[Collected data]
* Start *
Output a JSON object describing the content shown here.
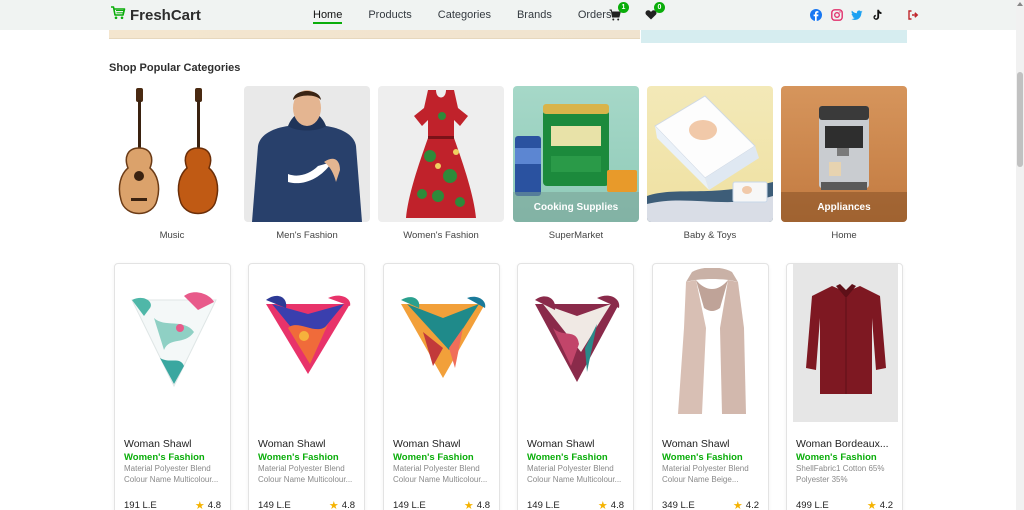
{
  "brand": {
    "name": "FreshCart",
    "color": "#0aad0a"
  },
  "nav": {
    "links": [
      "Home",
      "Products",
      "Categories",
      "Brands",
      "Orders"
    ],
    "active_index": 0,
    "cart_count": "1",
    "wishlist_count": "0"
  },
  "social": [
    "facebook-icon",
    "instagram-icon",
    "twitter-icon",
    "tiktok-icon"
  ],
  "categories_section": {
    "title": "Shop Popular Categories",
    "items": [
      {
        "label": "Music",
        "overlay": ""
      },
      {
        "label": "Men's Fashion",
        "overlay": ""
      },
      {
        "label": "Women's Fashion",
        "overlay": ""
      },
      {
        "label": "SuperMarket",
        "overlay": "Cooking Supplies"
      },
      {
        "label": "Baby & Toys",
        "overlay": ""
      },
      {
        "label": "Home",
        "overlay": "Appliances"
      }
    ]
  },
  "products": [
    {
      "title": "Woman Shawl",
      "category": "Women's Fashion",
      "desc1": "Material Polyester Blend",
      "desc2": "Colour Name Multicolour...",
      "price": "191 L.E",
      "rating": "4.8"
    },
    {
      "title": "Woman Shawl",
      "category": "Women's Fashion",
      "desc1": "Material Polyester Blend",
      "desc2": "Colour Name Multicolour...",
      "price": "149 L.E",
      "rating": "4.8"
    },
    {
      "title": "Woman Shawl",
      "category": "Women's Fashion",
      "desc1": "Material Polyester Blend",
      "desc2": "Colour Name Multicolour...",
      "price": "149 L.E",
      "rating": "4.8"
    },
    {
      "title": "Woman Shawl",
      "category": "Women's Fashion",
      "desc1": "Material Polyester Blend",
      "desc2": "Colour Name Multicolour...",
      "price": "149 L.E",
      "rating": "4.8"
    },
    {
      "title": "Woman Shawl",
      "category": "Women's Fashion",
      "desc1": "Material Polyester Blend",
      "desc2": "Colour Name Beige...",
      "price": "349 L.E",
      "rating": "4.2"
    },
    {
      "title": "Woman Bordeaux...",
      "category": "Women's Fashion",
      "desc1": "ShellFabric1 Cotton 65%",
      "desc2": "Polyester 35%",
      "price": "499 L.E",
      "rating": "4.2"
    }
  ]
}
* End *
**REQUIREMENTS**
Transcribe every record above exactly, leaving out the pictures.

**RESULT OF THE TASK**
Output a JSON object describing the content shown here.
{
  "brand": {
    "name": "FreshCart",
    "color": "#0aad0a"
  },
  "nav": {
    "links": [
      "Home",
      "Products",
      "Categories",
      "Brands",
      "Orders"
    ],
    "active_index": 0,
    "cart_count": "1",
    "wishlist_count": "0"
  },
  "social": [
    "facebook-icon",
    "instagram-icon",
    "twitter-icon",
    "tiktok-icon"
  ],
  "categories_section": {
    "title": "Shop Popular Categories",
    "items": [
      {
        "label": "Music",
        "overlay": ""
      },
      {
        "label": "Men's Fashion",
        "overlay": ""
      },
      {
        "label": "Women's Fashion",
        "overlay": ""
      },
      {
        "label": "SuperMarket",
        "overlay": "Cooking Supplies"
      },
      {
        "label": "Baby & Toys",
        "overlay": ""
      },
      {
        "label": "Home",
        "overlay": "Appliances"
      }
    ]
  },
  "products": [
    {
      "title": "Woman Shawl",
      "category": "Women's Fashion",
      "desc1": "Material Polyester Blend",
      "desc2": "Colour Name Multicolour...",
      "price": "191 L.E",
      "rating": "4.8"
    },
    {
      "title": "Woman Shawl",
      "category": "Women's Fashion",
      "desc1": "Material Polyester Blend",
      "desc2": "Colour Name Multicolour...",
      "price": "149 L.E",
      "rating": "4.8"
    },
    {
      "title": "Woman Shawl",
      "category": "Women's Fashion",
      "desc1": "Material Polyester Blend",
      "desc2": "Colour Name Multicolour...",
      "price": "149 L.E",
      "rating": "4.8"
    },
    {
      "title": "Woman Shawl",
      "category": "Women's Fashion",
      "desc1": "Material Polyester Blend",
      "desc2": "Colour Name Multicolour...",
      "price": "149 L.E",
      "rating": "4.8"
    },
    {
      "title": "Woman Shawl",
      "category": "Women's Fashion",
      "desc1": "Material Polyester Blend",
      "desc2": "Colour Name Beige...",
      "price": "349 L.E",
      "rating": "4.2"
    },
    {
      "title": "Woman Bordeaux...",
      "category": "Women's Fashion",
      "desc1": "ShellFabric1 Cotton 65%",
      "desc2": "Polyester 35%",
      "price": "499 L.E",
      "rating": "4.2"
    }
  ]
}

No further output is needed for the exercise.